§ **What is required**
Restate the records in their entirety, word for word.

§ **Provided records**
+ + + +

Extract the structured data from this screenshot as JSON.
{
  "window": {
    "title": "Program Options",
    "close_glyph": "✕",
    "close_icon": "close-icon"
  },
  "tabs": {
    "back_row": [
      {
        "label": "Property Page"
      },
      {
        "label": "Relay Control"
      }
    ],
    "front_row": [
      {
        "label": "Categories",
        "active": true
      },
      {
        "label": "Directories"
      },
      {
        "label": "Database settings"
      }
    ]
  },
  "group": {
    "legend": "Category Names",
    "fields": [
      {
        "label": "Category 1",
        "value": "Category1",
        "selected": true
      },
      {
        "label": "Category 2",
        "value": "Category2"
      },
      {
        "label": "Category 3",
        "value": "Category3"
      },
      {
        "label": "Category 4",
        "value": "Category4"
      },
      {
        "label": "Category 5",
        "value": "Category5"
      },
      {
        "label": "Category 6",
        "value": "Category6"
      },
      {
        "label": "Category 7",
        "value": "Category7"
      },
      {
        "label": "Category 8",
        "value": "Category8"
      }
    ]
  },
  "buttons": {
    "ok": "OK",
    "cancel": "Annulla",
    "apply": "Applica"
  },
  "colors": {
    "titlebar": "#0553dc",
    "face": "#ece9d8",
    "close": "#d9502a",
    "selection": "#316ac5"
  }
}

+ + + +

§ **Solved problem**
Extract the structured data from this screenshot as JSON.
{
  "window": {
    "title": "Program Options",
    "close_glyph": "✕",
    "close_icon": "close-icon"
  },
  "tabs": {
    "back_row": [
      {
        "label": "Property Page"
      },
      {
        "label": "Relay Control"
      }
    ],
    "front_row": [
      {
        "label": "Categories",
        "active": true
      },
      {
        "label": "Directories"
      },
      {
        "label": "Database settings"
      }
    ]
  },
  "group": {
    "legend": "Category Names",
    "fields": [
      {
        "label": "Category 1",
        "value": "Category1",
        "selected": true
      },
      {
        "label": "Category 2",
        "value": "Category2"
      },
      {
        "label": "Category 3",
        "value": "Category3"
      },
      {
        "label": "Category 4",
        "value": "Category4"
      },
      {
        "label": "Category 5",
        "value": "Category5"
      },
      {
        "label": "Category 6",
        "value": "Category6"
      },
      {
        "label": "Category 7",
        "value": "Category7"
      },
      {
        "label": "Category 8",
        "value": "Category8"
      }
    ]
  },
  "buttons": {
    "ok": "OK",
    "cancel": "Annulla",
    "apply": "Applica"
  },
  "colors": {
    "titlebar": "#0553dc",
    "face": "#ece9d8",
    "close": "#d9502a",
    "selection": "#316ac5"
  }
}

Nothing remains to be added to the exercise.